Vorliegender Text:
►
Gletscherlandungen gehören zu den spektakulärsten Abenteuern im Fliegen. Doch jeder kann das nicht. Genneheimer ist einer von wenigen Dutzend Schweizer Piloten, welche die Lizenz für Gletscherflüge besitzen. Er ist im Gebirgskanton Wallis geboren und aufgewachsen. Die Berge sind sein Zuhause und waren auch schon immer seine große Leidenschaft.

250 Landungen mit Instruktor

Als er im Alter von 20 Jahren seine Privatpilotenlizenz erhielt, wurde Genneheimer Mitglied der Motorfluggruppe Oberwallis. Dort kam er bald in Kontakt mit Gletscherpiloten, die seine Passion teilten und ihn auf erste Flüge mitnahmen. Für den jungen Mann war klar – das wollte er auch können.

«Der große Reiz an der Gletscherfliegerei besteht in der Nähe zur Natur, in der Einzigartigkeit, in der großen fliegerischen Freiheit und der Herausforderung», sagt er. Der Weg zum Lizenzzusatz Gletscherpilot umfasste für Genneheimer rund 250 Landungen mit Instruktor auf 13 der 24 Gletscher, die in der Schweiz beflogen werden dürfen.
◄
Vorliegende Einträge:
►
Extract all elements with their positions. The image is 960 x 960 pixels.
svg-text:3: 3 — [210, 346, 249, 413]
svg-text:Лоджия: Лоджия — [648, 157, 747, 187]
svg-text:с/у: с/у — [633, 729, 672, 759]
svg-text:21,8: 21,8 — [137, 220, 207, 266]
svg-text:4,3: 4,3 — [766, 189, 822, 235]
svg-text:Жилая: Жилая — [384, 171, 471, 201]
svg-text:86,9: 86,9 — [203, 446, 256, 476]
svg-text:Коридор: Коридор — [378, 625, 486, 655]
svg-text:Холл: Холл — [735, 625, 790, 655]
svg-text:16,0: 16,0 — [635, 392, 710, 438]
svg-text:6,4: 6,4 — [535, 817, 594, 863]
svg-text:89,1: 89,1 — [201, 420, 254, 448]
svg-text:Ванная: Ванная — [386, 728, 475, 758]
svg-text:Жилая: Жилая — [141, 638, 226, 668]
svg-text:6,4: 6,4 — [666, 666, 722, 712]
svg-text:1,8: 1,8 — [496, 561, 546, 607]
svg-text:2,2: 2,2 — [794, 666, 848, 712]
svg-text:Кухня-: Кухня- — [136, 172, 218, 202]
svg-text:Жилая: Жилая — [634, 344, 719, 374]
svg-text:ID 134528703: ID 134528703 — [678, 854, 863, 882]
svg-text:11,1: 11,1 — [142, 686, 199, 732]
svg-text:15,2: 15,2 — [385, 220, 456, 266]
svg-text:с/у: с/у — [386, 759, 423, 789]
◄
Aufgaben:
- a) In welchem Alter erhielt Genneheimer laut dem Text über Gletscherflüge seine Privatpilotenlizenz?
- b) Wiederholen Sie aus dem Text über Gletscherflüge wortgetreu die Passage zwischen „Gletscherlandungen gehören zu“ und „er auch können.“, beide eingeschlossen.
- c) Knüpfen Sie an den Text über Gletscherflüge an und setzen Sie ihn nach seinem letzten Satz fort.

Ergebnisse je Aufgabe:
- a) Mit 20 Jahren.

- b)
Gletscherlandungen gehören zu den spektakulärsten Abenteuern im Fliegen. Doch jeder kann das nicht. Genneheimer ist einer von wenigen Dutzend Schweizer Piloten, welche die Lizenz für Gletscherflüge besitzen. Er ist im Gebirgskanton Wallis geboren und aufgewachsen. Die Berge sind sein Zuhause und waren auch schon immer seine große Leidenschaft.

250 Landungen mit Instruktor

Als er im Alter von 20 Jahren seine Privatpilotenlizenz erhielt, wurde Genneheimer Mitglied der Motorfluggruppe Oberwallis. Dort kam er bald in Kontakt mit Gletscherpiloten, die seine Passion teilten und ihn auf erste Flüge mitnahmen. Für den jungen Mann war klar – das wollte er auch können.

- c)
Skier sind hydraulisch absenkbar

Jetzt nimmt Genneheimer uns mit auf einen Gletscherflug. Wir ziehen die Piper Super Cub mit dem Kennzeichen HB-PHX aus dem Hangar des Flughafens Sion. Sie zeichnet sich durch den 180 PS starken Motor und einen Vierblattpropeller (Standardausführung Zweiblatt) aus. Dieses Upgrade sorgt für die nötige Leistung für Flugmanöver und Starts auf 3000 Meter Höhe auf den Gletschern. Durch die geringe Luftdichte, kommen schwächere Kolbenmotoren da rasch an die Leistungsgrenze.

Der augenfälligste Unterschied zu einer herkömmlichen Piper Super Cub sind allerdings die Skier, die sich an Haupt- und Heckfahrwerk befinden. Sie können über ein Hydrauliksystem gesteuert werden. Für Starts auf Asphalt können sie damit einige Zentimeter über die Reifen gezogen werden. Nach dem Start werden sie abgesenkt und sind bereit für eine Landung auf Schnee.

Abwinde sind gefährlich

Vor dem Abflug müssen wir unseren Rundflug noch beim Flughafen anmelden. Dafür gibt es in Sion ein spezielles Formular, auf welchem Genneheimer ankreuzen kann, welche der Gletscher wir anfliegen wollen. Er setzt ein Kreuz bei Rosablanche und Tsanfleuron, die mitten im Skigebiet Glacier 3000 liegen.

24 Gletscher dürfen schweizweit von Flächenflugzeugen genutzt werden. Für welchen man sich dabei entscheidet, hängt von der Schneemenge und den Wetterbedingungen, allem voran von den vorherrschenden Winden ab. Starke Abwinde im Endanflug auf einen Gletscher können rasch tödlich sein.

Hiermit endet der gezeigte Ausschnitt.